• _Record excerpts_:
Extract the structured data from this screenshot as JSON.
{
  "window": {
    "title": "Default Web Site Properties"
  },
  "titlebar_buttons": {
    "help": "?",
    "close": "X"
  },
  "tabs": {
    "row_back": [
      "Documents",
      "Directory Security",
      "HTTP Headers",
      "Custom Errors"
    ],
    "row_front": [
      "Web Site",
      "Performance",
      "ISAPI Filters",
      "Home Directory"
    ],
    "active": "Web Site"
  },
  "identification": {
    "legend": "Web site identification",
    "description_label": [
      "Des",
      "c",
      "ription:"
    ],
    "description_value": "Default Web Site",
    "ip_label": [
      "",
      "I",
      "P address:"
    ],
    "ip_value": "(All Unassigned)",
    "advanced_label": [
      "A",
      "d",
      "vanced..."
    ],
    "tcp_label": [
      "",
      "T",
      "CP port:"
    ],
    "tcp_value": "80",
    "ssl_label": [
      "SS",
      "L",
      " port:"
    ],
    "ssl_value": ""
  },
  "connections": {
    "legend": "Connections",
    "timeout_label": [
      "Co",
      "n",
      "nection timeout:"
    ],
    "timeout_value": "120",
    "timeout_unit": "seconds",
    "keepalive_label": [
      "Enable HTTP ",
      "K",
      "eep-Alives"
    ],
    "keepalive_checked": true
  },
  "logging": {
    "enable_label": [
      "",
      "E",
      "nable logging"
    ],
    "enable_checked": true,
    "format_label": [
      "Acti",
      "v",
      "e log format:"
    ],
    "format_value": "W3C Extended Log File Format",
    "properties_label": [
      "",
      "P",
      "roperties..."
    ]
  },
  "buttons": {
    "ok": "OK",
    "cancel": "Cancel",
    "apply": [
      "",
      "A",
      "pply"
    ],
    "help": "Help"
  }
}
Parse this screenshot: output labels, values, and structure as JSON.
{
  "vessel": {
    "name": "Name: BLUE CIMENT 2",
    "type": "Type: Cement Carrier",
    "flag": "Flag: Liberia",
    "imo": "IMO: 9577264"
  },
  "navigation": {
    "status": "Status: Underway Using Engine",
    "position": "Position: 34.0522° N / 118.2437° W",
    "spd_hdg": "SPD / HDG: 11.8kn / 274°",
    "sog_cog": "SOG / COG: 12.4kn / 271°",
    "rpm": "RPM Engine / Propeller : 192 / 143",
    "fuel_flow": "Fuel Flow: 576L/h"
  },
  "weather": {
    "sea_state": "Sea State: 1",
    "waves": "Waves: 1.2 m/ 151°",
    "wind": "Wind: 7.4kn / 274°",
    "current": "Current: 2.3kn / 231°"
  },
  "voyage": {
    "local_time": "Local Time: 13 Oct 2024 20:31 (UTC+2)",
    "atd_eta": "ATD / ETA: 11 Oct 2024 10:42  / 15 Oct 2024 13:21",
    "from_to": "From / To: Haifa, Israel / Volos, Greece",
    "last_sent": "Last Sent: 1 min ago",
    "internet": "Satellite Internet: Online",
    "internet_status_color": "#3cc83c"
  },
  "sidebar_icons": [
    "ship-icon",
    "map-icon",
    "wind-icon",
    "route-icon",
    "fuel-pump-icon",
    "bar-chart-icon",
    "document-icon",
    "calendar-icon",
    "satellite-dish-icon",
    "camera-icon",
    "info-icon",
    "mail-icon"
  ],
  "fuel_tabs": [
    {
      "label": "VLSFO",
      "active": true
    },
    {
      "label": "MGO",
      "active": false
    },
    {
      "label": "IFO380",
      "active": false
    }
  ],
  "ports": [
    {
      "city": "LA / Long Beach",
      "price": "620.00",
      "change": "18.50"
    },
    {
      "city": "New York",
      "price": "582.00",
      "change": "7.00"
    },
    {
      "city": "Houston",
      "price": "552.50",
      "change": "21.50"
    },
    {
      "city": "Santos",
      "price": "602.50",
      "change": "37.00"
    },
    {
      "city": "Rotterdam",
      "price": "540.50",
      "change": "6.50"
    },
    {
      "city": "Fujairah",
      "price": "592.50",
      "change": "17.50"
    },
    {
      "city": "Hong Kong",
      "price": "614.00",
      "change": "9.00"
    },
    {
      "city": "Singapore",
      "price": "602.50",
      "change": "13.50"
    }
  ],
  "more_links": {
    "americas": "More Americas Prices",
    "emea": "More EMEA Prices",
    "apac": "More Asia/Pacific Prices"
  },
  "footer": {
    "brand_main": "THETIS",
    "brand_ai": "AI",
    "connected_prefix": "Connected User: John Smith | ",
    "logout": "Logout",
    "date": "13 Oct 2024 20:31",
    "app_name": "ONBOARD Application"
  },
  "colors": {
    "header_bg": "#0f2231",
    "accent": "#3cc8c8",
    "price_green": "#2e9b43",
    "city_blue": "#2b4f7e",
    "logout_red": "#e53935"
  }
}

• _Exercise_: Reproduce the entries above exactly.

• _Written answer_:
Extract the structured data from this screenshot as JSON.
{
  "window": {
    "title": "Default Web Site Properties"
  },
  "titlebar_buttons": {
    "help": "?",
    "close": "X"
  },
  "tabs": {
    "row_back": [
      "Documents",
      "Directory Security",
      "HTTP Headers",
      "Custom Errors"
    ],
    "row_front": [
      "Web Site",
      "Performance",
      "ISAPI Filters",
      "Home Directory"
    ],
    "active": "Web Site"
  },
  "identification": {
    "legend": "Web site identification",
    "description_label": [
      "Des",
      "c",
      "ription:"
    ],
    "description_value": "Default Web Site",
    "ip_label": [
      "",
      "I",
      "P address:"
    ],
    "ip_value": "(All Unassigned)",
    "advanced_label": [
      "A",
      "d",
      "vanced..."
    ],
    "tcp_label": [
      "",
      "T",
      "CP port:"
    ],
    "tcp_value": "80",
    "ssl_label": [
      "SS",
      "L",
      " port:"
    ],
    "ssl_value": ""
  },
  "connections": {
    "legend": "Connections",
    "timeout_label": [
      "Co",
      "n",
      "nection timeout:"
    ],
    "timeout_value": "120",
    "timeout_unit": "seconds",
    "keepalive_label": [
      "Enable HTTP ",
      "K",
      "eep-Alives"
    ],
    "keepalive_checked": true
  },
  "logging": {
    "enable_label": [
      "",
      "E",
      "nable logging"
    ],
    "enable_checked": true,
    "format_label": [
      "Acti",
      "v",
      "e log format:"
    ],
    "format_value": "W3C Extended Log File Format",
    "properties_label": [
      "",
      "P",
      "roperties..."
    ]
  },
  "buttons": {
    "ok": "OK",
    "cancel": "Cancel",
    "apply": [
      "",
      "A",
      "pply"
    ],
    "help": "Help"
  }
}
Parse this screenshot: output labels, values, and structure as JSON.
{
  "vessel": {
    "name": "Name: BLUE CIMENT 2",
    "type": "Type: Cement Carrier",
    "flag": "Flag: Liberia",
    "imo": "IMO: 9577264"
  },
  "navigation": {
    "status": "Status: Underway Using Engine",
    "position": "Position: 34.0522° N / 118.2437° W",
    "spd_hdg": "SPD / HDG: 11.8kn / 274°",
    "sog_cog": "SOG / COG: 12.4kn / 271°",
    "rpm": "RPM Engine / Propeller : 192 / 143",
    "fuel_flow": "Fuel Flow: 576L/h"
  },
  "weather": {
    "sea_state": "Sea State: 1",
    "waves": "Waves: 1.2 m/ 151°",
    "wind": "Wind: 7.4kn / 274°",
    "current": "Current: 2.3kn / 231°"
  },
  "voyage": {
    "local_time": "Local Time: 13 Oct 2024 20:31 (UTC+2)",
    "atd_eta": "ATD / ETA: 11 Oct 2024 10:42  / 15 Oct 2024 13:21",
    "from_to": "From / To: Haifa, Israel / Volos, Greece",
    "last_sent": "Last Sent: 1 min ago",
    "internet": "Satellite Internet: Online",
    "internet_status_color": "#3cc83c"
  },
  "sidebar_icons": [
    "ship-icon",
    "map-icon",
    "wind-icon",
    "route-icon",
    "fuel-pump-icon",
    "bar-chart-icon",
    "document-icon",
    "calendar-icon",
    "satellite-dish-icon",
    "camera-icon",
    "info-icon",
    "mail-icon"
  ],
  "fuel_tabs": [
    {
      "label": "VLSFO",
      "active": true
    },
    {
      "label": "MGO",
      "active": false
    },
    {
      "label": "IFO380",
      "active": false
    }
  ],
  "ports": [
    {
      "city": "LA / Long Beach",
      "price": "620.00",
      "change": "18.50"
    },
    {
      "city": "New York",
      "price": "582.00",
      "change": "7.00"
    },
    {
      "city": "Houston",
      "price": "552.50",
      "change": "21.50"
    },
    {
      "city": "Santos",
      "price": "602.50",
      "change": "37.00"
    },
    {
      "city": "Rotterdam",
      "price": "540.50",
      "change": "6.50"
    },
    {
      "city": "Fujairah",
      "price": "592.50",
      "change": "17.50"
    },
    {
      "city": "Hong Kong",
      "price": "614.00",
      "change": "9.00"
    },
    {
      "city": "Singapore",
      "price": "602.50",
      "change": "13.50"
    }
  ],
  "more_links": {
    "americas": "More Americas Prices",
    "emea": "More EMEA Prices",
    "apac": "More Asia/Pacific Prices"
  },
  "footer": {
    "brand_main": "THETIS",
    "brand_ai": "AI",
    "connected_prefix": "Connected User: John Smith | ",
    "logout": "Logout",
    "date": "13 Oct 2024 20:31",
    "app_name": "ONBOARD Application"
  },
  "colors": {
    "header_bg": "#0f2231",
    "accent": "#3cc8c8",
    "price_green": "#2e9b43",
    "city_blue": "#2b4f7e",
    "logout_red": "#e53935"
  }
}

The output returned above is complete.